[Exercise description] Copy out the entries below precisely; nothing is to be omitted.

[Task data]
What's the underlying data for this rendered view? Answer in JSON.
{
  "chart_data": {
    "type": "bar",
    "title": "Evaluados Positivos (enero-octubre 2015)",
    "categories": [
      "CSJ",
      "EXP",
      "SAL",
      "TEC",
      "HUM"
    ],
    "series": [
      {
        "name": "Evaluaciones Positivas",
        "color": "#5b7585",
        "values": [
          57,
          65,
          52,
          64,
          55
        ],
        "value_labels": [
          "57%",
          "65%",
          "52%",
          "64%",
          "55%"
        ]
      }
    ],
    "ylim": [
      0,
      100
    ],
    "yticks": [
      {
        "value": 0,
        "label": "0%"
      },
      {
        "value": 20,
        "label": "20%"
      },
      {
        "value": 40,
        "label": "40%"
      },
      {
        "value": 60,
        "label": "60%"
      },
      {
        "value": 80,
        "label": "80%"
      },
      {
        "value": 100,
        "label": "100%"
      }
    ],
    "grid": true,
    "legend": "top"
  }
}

[Output of the exercise]
What's the underlying data for this rendered view? Answer in JSON.
{
  "chart_data": {
    "type": "bar",
    "title": "Evaluados Positivos (enero-octubre 2015)",
    "categories": [
      "CSJ",
      "EXP",
      "SAL",
      "TEC",
      "HUM"
    ],
    "series": [
      {
        "name": "Evaluaciones Positivas",
        "color": "#5b7585",
        "values": [
          57,
          65,
          52,
          64,
          55
        ],
        "value_labels": [
          "57%",
          "65%",
          "52%",
          "64%",
          "55%"
        ]
      }
    ],
    "ylim": [
      0,
      100
    ],
    "yticks": [
      {
        "value": 0,
        "label": "0%"
      },
      {
        "value": 20,
        "label": "20%"
      },
      {
        "value": 40,
        "label": "40%"
      },
      {
        "value": 60,
        "label": "60%"
      },
      {
        "value": 80,
        "label": "80%"
      },
      {
        "value": 100,
        "label": "100%"
      }
    ],
    "grid": true,
    "legend": "top"
  }
}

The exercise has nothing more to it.